**Brief:**
Produce the listing below again, exactly as shown.

**Material for the task:**
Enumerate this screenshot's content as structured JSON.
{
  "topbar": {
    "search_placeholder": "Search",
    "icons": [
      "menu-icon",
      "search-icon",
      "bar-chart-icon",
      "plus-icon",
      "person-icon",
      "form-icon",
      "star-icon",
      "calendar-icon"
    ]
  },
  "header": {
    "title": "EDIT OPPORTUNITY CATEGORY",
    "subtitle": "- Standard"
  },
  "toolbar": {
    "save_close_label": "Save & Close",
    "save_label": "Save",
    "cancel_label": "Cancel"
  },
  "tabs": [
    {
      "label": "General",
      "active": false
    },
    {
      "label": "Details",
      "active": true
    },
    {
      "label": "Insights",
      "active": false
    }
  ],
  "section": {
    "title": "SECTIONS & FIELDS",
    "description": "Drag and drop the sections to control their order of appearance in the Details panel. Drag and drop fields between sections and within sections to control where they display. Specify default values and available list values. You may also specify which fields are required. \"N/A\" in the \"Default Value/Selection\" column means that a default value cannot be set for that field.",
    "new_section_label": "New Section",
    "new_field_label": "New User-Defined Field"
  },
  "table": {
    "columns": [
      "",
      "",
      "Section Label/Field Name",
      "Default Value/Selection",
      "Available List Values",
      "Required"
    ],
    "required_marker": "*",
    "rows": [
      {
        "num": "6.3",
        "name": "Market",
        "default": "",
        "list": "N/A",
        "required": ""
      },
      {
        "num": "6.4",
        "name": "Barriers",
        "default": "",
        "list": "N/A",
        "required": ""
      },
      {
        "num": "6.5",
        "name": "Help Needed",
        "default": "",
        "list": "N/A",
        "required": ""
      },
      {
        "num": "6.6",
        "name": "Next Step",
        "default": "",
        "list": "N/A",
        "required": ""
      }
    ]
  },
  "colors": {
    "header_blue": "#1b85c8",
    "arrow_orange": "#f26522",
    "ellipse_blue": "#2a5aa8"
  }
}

**Expected answer:**
Enumerate this screenshot's content as structured JSON.
{
  "topbar": {
    "search_placeholder": "Search",
    "icons": [
      "menu-icon",
      "search-icon",
      "bar-chart-icon",
      "plus-icon",
      "person-icon",
      "form-icon",
      "star-icon",
      "calendar-icon"
    ]
  },
  "header": {
    "title": "EDIT OPPORTUNITY CATEGORY",
    "subtitle": "- Standard"
  },
  "toolbar": {
    "save_close_label": "Save & Close",
    "save_label": "Save",
    "cancel_label": "Cancel"
  },
  "tabs": [
    {
      "label": "General",
      "active": false
    },
    {
      "label": "Details",
      "active": true
    },
    {
      "label": "Insights",
      "active": false
    }
  ],
  "section": {
    "title": "SECTIONS & FIELDS",
    "description": "Drag and drop the sections to control their order of appearance in the Details panel. Drag and drop fields between sections and within sections to control where they display. Specify default values and available list values. You may also specify which fields are required. \"N/A\" in the \"Default Value/Selection\" column means that a default value cannot be set for that field.",
    "new_section_label": "New Section",
    "new_field_label": "New User-Defined Field"
  },
  "table": {
    "columns": [
      "",
      "",
      "Section Label/Field Name",
      "Default Value/Selection",
      "Available List Values",
      "Required"
    ],
    "required_marker": "*",
    "rows": [
      {
        "num": "6.3",
        "name": "Market",
        "default": "",
        "list": "N/A",
        "required": ""
      },
      {
        "num": "6.4",
        "name": "Barriers",
        "default": "",
        "list": "N/A",
        "required": ""
      },
      {
        "num": "6.5",
        "name": "Help Needed",
        "default": "",
        "list": "N/A",
        "required": ""
      },
      {
        "num": "6.6",
        "name": "Next Step",
        "default": "",
        "list": "N/A",
        "required": ""
      }
    ]
  },
  "colors": {
    "header_blue": "#1b85c8",
    "arrow_orange": "#f26522",
    "ellipse_blue": "#2a5aa8"
  }
}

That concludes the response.